- **What is required**: Output every line below without omitting or altering anything.
======== Material to process
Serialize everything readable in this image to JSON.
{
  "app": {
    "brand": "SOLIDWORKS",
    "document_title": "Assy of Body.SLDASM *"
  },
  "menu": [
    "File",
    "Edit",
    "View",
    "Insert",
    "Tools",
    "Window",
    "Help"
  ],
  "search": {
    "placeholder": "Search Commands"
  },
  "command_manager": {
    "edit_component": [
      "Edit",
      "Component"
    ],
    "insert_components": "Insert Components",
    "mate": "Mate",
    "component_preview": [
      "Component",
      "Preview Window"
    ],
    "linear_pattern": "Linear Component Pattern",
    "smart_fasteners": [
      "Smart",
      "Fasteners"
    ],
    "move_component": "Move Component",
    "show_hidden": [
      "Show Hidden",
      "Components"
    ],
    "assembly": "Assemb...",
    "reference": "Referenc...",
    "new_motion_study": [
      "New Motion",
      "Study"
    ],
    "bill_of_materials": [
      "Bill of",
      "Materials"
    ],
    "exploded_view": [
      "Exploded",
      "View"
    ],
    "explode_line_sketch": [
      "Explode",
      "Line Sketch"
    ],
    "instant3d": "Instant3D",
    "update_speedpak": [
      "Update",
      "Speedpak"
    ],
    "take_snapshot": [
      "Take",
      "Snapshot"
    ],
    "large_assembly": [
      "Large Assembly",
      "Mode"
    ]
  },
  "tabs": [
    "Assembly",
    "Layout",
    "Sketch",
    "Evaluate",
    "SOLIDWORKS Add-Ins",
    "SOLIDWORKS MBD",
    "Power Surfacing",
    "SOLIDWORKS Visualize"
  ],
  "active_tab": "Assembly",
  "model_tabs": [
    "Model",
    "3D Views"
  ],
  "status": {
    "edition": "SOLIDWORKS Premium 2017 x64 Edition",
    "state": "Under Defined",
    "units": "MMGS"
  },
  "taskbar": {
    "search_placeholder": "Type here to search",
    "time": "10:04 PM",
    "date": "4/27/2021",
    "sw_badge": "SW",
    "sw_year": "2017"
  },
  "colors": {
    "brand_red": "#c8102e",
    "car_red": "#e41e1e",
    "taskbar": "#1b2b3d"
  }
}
================
- **The answer**:
Serialize everything readable in this image to JSON.
{
  "app": {
    "brand": "SOLIDWORKS",
    "document_title": "Assy of Body.SLDASM *"
  },
  "menu": [
    "File",
    "Edit",
    "View",
    "Insert",
    "Tools",
    "Window",
    "Help"
  ],
  "search": {
    "placeholder": "Search Commands"
  },
  "command_manager": {
    "edit_component": [
      "Edit",
      "Component"
    ],
    "insert_components": "Insert Components",
    "mate": "Mate",
    "component_preview": [
      "Component",
      "Preview Window"
    ],
    "linear_pattern": "Linear Component Pattern",
    "smart_fasteners": [
      "Smart",
      "Fasteners"
    ],
    "move_component": "Move Component",
    "show_hidden": [
      "Show Hidden",
      "Components"
    ],
    "assembly": "Assemb...",
    "reference": "Referenc...",
    "new_motion_study": [
      "New Motion",
      "Study"
    ],
    "bill_of_materials": [
      "Bill of",
      "Materials"
    ],
    "exploded_view": [
      "Exploded",
      "View"
    ],
    "explode_line_sketch": [
      "Explode",
      "Line Sketch"
    ],
    "instant3d": "Instant3D",
    "update_speedpak": [
      "Update",
      "Speedpak"
    ],
    "take_snapshot": [
      "Take",
      "Snapshot"
    ],
    "large_assembly": [
      "Large Assembly",
      "Mode"
    ]
  },
  "tabs": [
    "Assembly",
    "Layout",
    "Sketch",
    "Evaluate",
    "SOLIDWORKS Add-Ins",
    "SOLIDWORKS MBD",
    "Power Surfacing",
    "SOLIDWORKS Visualize"
  ],
  "active_tab": "Assembly",
  "model_tabs": [
    "Model",
    "3D Views"
  ],
  "status": {
    "edition": "SOLIDWORKS Premium 2017 x64 Edition",
    "state": "Under Defined",
    "units": "MMGS"
  },
  "taskbar": {
    "search_placeholder": "Type here to search",
    "time": "10:04 PM",
    "date": "4/27/2021",
    "sw_badge": "SW",
    "sw_year": "2017"
  },
  "colors": {
    "brand_red": "#c8102e",
    "car_red": "#e41e1e",
    "taskbar": "#1b2b3d"
  }
}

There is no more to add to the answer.